What you have to do —
Count the lines below that contain the word "title" and give only that number.

Rows —
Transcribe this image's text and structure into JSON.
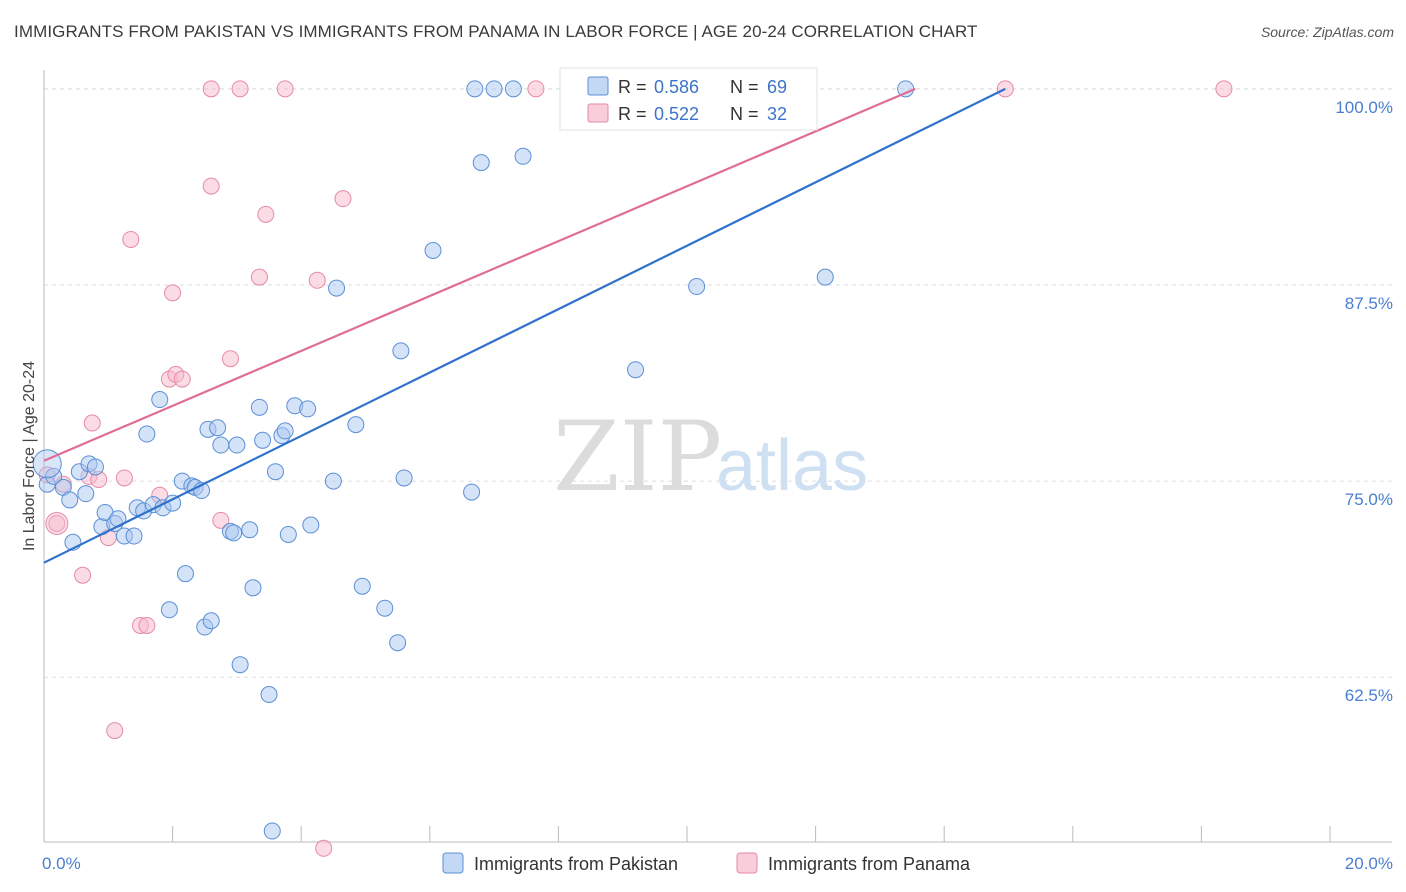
{
  "title": "IMMIGRANTS FROM PAKISTAN VS IMMIGRANTS FROM PANAMA IN LABOR FORCE | AGE 20-24 CORRELATION CHART",
  "source": "Source: ZipAtlas.com",
  "watermark": {
    "zip": "ZIP",
    "atlas": "atlas"
  },
  "colors": {
    "pakistan_fill": "#aac8ef",
    "pakistan_stroke": "#5b8fd6",
    "pakistan_line": "#2f72cc",
    "panama_fill": "#f7b9cb",
    "panama_stroke": "#e58aa6",
    "panama_line": "#e06d95",
    "tick_text": "#4a7fd0",
    "grid": "#dddddd"
  },
  "legend": {
    "pakistan": {
      "r_label": "R =",
      "r_value": "0.586",
      "n_label": "N =",
      "n_value": "69"
    },
    "panama": {
      "r_label": "R =",
      "r_value": "0.522",
      "n_label": "N =",
      "n_value": "32"
    }
  },
  "chart_data": {
    "type": "scatter",
    "title": "IMMIGRANTS FROM PAKISTAN VS IMMIGRANTS FROM PANAMA IN LABOR FORCE | AGE 20-24 CORRELATION CHART",
    "xlabel": "",
    "ylabel": "In Labor Force | Age 20-24",
    "xlim": [
      0,
      20
    ],
    "ylim": [
      52,
      101.2
    ],
    "x_tick_labels": [
      "0.0%",
      "20.0%"
    ],
    "y_ticks": [
      62.5,
      75.0,
      87.5,
      100.0
    ],
    "y_tick_labels": [
      "62.5%",
      "75.0%",
      "87.5%",
      "100.0%"
    ],
    "legend_position": "top-center",
    "series": [
      {
        "name": "Immigrants from Pakistan",
        "trend": {
          "x": [
            0,
            14.95
          ],
          "y": [
            69.8,
            100.0
          ]
        },
        "points": [
          [
            0.05,
            74.8
          ],
          [
            0.15,
            75.3
          ],
          [
            0.3,
            74.6
          ],
          [
            0.4,
            73.8
          ],
          [
            0.45,
            71.1
          ],
          [
            0.55,
            75.6
          ],
          [
            0.65,
            74.2
          ],
          [
            0.7,
            76.1
          ],
          [
            0.8,
            75.9
          ],
          [
            0.9,
            72.1
          ],
          [
            0.95,
            73.0
          ],
          [
            1.1,
            72.3
          ],
          [
            1.15,
            72.6
          ],
          [
            1.25,
            71.5
          ],
          [
            1.4,
            71.5
          ],
          [
            1.45,
            73.3
          ],
          [
            1.55,
            73.1
          ],
          [
            1.6,
            78.0
          ],
          [
            1.7,
            73.5
          ],
          [
            1.8,
            80.2
          ],
          [
            1.85,
            73.3
          ],
          [
            1.95,
            66.8
          ],
          [
            2.0,
            73.6
          ],
          [
            2.15,
            75.0
          ],
          [
            2.2,
            69.1
          ],
          [
            2.3,
            74.7
          ],
          [
            2.35,
            74.6
          ],
          [
            2.45,
            74.4
          ],
          [
            2.5,
            65.7
          ],
          [
            2.55,
            78.3
          ],
          [
            2.6,
            66.1
          ],
          [
            2.7,
            78.4
          ],
          [
            2.75,
            77.3
          ],
          [
            2.9,
            71.8
          ],
          [
            2.95,
            71.7
          ],
          [
            3.0,
            77.3
          ],
          [
            3.05,
            63.3
          ],
          [
            3.2,
            71.9
          ],
          [
            3.25,
            68.2
          ],
          [
            3.35,
            79.7
          ],
          [
            3.4,
            77.6
          ],
          [
            3.5,
            61.4
          ],
          [
            3.55,
            52.7
          ],
          [
            3.7,
            77.9
          ],
          [
            3.75,
            78.2
          ],
          [
            3.8,
            71.6
          ],
          [
            3.9,
            79.8
          ],
          [
            4.1,
            79.6
          ],
          [
            4.15,
            72.2
          ],
          [
            4.5,
            75.0
          ],
          [
            4.55,
            87.3
          ],
          [
            4.85,
            78.6
          ],
          [
            4.95,
            68.3
          ],
          [
            5.3,
            66.9
          ],
          [
            5.55,
            83.3
          ],
          [
            5.5,
            64.7
          ],
          [
            6.05,
            89.7
          ],
          [
            6.65,
            74.3
          ],
          [
            6.7,
            100.0
          ],
          [
            6.8,
            95.3
          ],
          [
            7.0,
            100.0
          ],
          [
            7.3,
            100.0
          ],
          [
            7.45,
            95.7
          ],
          [
            9.2,
            82.1
          ],
          [
            10.15,
            87.4
          ],
          [
            12.15,
            88.0
          ],
          [
            13.4,
            100.0
          ],
          [
            5.6,
            75.2
          ],
          [
            3.6,
            75.6
          ]
        ]
      },
      {
        "name": "Immigrants from Panama",
        "trend": {
          "x": [
            0,
            13.55
          ],
          "y": [
            76.3,
            100.0
          ]
        },
        "points": [
          [
            0.05,
            75.4
          ],
          [
            0.2,
            72.3
          ],
          [
            0.3,
            74.8
          ],
          [
            0.6,
            69.0
          ],
          [
            0.7,
            75.3
          ],
          [
            0.75,
            78.7
          ],
          [
            0.85,
            75.1
          ],
          [
            1.0,
            71.4
          ],
          [
            1.1,
            59.1
          ],
          [
            1.25,
            75.2
          ],
          [
            1.35,
            90.4
          ],
          [
            1.5,
            65.8
          ],
          [
            1.6,
            65.8
          ],
          [
            1.8,
            74.1
          ],
          [
            1.95,
            81.5
          ],
          [
            2.0,
            87.0
          ],
          [
            2.05,
            81.8
          ],
          [
            2.15,
            81.5
          ],
          [
            2.6,
            100.0
          ],
          [
            2.6,
            93.8
          ],
          [
            2.75,
            72.5
          ],
          [
            2.9,
            82.8
          ],
          [
            3.05,
            100.0
          ],
          [
            3.35,
            88.0
          ],
          [
            3.45,
            92.0
          ],
          [
            3.75,
            100.0
          ],
          [
            4.25,
            87.8
          ],
          [
            4.35,
            51.6
          ],
          [
            4.65,
            93.0
          ],
          [
            7.65,
            100.0
          ],
          [
            14.95,
            100.0
          ],
          [
            18.35,
            100.0
          ]
        ]
      }
    ]
  },
  "bottom_legend": {
    "pakistan": "Immigrants from Pakistan",
    "panama": "Immigrants from Panama"
  }
}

Answer to the problem —
2